**PAGE**
[Start]

Prince of Persia

It was probably the wrong day to get imprisoned. The queen-to-be is in a quandary, and our held-up hero has been forced to leave the rescue mission to the last minute.

Captured by throne-envying vizier Jaffar while her father is off galavanting and waging war, the princess has been given a choice: get married or die. She's got 60 minutes.

Beginning from the depths of the prisons, the procrastinating prince must clamber, jump, dodge, and fight through 12 parts of the palace to reach his beloved and stop the treasonous Jaffar. Each stage hides a button that unlocks the stairway to the next area.

Arabian Knight

Prince of Persia is distinctive by virtue of its toughness, each death sending you right back to the start of the current level. It employs a more realistic approach to platforming, which goes hand-in-hand with its impressive rotoscoped character animation.

You can't just leg it to the edge of a ledge before leaping, hoping to soar gracefully. You need to time it so that there's ample space for the prince to push off ground. Similarly, you can't swing your sword haphazardly in the numerous blade battles. You have to carefully alternate blocks and thrusts to avoid being pierced.

Sometimes it's advantageous – and more entertaining – to push a guard towards a trap rather than to go through the ordeal of a full fight. Or you could just take a cowardly back step off-screen.

The prince is quite the agile mover. He's able to jump from a standstill or a run up, grip onto ridges to scale up and down chasms, and he can even employ a light foot to creep around.

Conquering the many obstacles – pits, spiked floors, loose stone slabs – is impossible without appropriate use of each.

Thankfully, the controls are responsive the vast majority of the time, though there are occasional timing troubles during runs across multiple screens.

Sands of Time

But Prince of Persia's real difficulty comes with its hook: the princess's hour counts down in real time, giving you just 3,600 short seconds to complete your mission before it's Game Over. The timer continues through deaths, so every step counts, every mistake hurts, and each return to a level's opening is a brutal impediment to ultimate success.

[End]

**EXERCISE BRIEF**
In the Prince of Persia page, please say how many parts of the palace the prince has to get through to reach the princess.

**DATA RECORDS**
[Start]

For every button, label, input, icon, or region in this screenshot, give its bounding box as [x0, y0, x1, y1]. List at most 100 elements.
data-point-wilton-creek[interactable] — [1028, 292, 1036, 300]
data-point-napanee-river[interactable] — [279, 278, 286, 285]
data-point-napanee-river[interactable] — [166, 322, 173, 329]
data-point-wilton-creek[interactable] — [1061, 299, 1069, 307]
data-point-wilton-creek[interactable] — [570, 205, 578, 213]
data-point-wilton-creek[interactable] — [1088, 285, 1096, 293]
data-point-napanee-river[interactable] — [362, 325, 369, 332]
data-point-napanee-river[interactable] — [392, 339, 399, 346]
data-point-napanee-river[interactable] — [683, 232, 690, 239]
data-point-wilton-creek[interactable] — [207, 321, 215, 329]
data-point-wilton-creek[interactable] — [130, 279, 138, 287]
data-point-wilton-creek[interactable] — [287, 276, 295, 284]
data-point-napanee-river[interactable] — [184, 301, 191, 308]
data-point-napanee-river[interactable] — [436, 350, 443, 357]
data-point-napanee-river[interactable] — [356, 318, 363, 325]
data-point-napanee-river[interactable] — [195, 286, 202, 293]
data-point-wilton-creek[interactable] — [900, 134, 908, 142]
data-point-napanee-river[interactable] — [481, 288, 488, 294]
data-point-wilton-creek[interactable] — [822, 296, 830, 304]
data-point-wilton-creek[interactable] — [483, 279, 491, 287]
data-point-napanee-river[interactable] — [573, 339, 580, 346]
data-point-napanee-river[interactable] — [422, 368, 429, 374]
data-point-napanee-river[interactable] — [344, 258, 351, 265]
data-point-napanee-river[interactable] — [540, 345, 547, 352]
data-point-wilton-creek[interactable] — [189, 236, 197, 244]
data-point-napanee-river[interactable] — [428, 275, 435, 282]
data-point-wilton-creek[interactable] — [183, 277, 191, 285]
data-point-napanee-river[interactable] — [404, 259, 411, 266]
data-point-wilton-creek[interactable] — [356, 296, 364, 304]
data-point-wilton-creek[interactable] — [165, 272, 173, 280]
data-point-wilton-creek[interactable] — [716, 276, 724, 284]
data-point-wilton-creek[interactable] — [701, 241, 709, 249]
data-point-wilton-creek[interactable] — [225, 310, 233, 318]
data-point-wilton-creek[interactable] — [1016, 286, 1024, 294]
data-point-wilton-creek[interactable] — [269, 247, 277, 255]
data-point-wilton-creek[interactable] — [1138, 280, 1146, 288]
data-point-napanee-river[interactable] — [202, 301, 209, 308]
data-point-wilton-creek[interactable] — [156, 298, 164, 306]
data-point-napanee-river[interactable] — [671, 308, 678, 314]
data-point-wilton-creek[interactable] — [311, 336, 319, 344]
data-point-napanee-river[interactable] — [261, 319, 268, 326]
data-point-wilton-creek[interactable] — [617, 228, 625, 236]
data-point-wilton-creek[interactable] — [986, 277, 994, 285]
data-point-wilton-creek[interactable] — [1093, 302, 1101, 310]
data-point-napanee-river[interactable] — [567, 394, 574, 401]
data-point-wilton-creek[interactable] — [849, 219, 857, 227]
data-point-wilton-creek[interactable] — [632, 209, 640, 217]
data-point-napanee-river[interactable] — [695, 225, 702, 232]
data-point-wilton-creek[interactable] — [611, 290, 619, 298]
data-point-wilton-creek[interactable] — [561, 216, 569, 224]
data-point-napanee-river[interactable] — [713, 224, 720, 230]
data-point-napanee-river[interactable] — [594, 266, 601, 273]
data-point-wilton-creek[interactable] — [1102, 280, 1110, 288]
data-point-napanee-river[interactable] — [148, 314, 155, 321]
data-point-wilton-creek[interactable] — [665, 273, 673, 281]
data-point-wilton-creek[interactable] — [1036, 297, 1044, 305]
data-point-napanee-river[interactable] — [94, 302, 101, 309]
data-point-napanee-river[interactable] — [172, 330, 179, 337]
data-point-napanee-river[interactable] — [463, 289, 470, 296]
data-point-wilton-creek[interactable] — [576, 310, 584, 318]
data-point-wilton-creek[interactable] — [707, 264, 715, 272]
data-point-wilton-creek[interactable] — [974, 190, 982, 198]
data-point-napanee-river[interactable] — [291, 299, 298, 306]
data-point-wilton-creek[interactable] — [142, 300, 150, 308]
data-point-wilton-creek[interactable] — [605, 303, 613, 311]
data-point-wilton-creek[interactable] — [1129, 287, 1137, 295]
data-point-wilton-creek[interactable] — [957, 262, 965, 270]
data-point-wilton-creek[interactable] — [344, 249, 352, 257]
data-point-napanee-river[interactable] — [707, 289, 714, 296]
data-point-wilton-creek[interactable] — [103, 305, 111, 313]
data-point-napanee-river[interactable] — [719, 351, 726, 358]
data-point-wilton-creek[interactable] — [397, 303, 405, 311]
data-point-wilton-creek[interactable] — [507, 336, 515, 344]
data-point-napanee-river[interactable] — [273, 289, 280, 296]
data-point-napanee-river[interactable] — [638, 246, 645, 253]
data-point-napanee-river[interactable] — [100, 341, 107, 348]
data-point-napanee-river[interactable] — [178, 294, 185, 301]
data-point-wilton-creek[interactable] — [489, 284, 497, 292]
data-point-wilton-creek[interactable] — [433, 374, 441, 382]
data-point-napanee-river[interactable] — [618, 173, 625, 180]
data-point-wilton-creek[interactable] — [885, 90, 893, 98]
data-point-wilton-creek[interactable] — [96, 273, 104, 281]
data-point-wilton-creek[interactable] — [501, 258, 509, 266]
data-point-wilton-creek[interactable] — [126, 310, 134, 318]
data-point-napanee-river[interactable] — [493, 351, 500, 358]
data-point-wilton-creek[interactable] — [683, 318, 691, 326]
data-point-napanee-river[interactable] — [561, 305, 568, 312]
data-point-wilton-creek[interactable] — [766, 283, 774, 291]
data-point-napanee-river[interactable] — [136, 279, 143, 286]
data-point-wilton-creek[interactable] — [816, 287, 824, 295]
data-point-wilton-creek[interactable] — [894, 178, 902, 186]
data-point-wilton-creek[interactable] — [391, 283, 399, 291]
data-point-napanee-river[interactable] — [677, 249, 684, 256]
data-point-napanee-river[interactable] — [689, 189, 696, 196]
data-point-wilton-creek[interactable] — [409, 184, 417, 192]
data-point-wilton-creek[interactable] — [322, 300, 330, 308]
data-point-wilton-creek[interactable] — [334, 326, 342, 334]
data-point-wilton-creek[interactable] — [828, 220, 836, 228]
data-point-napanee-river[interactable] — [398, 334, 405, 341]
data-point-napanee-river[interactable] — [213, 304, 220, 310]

[End]

**EXERCISE RESULT**
12 parts of the palace.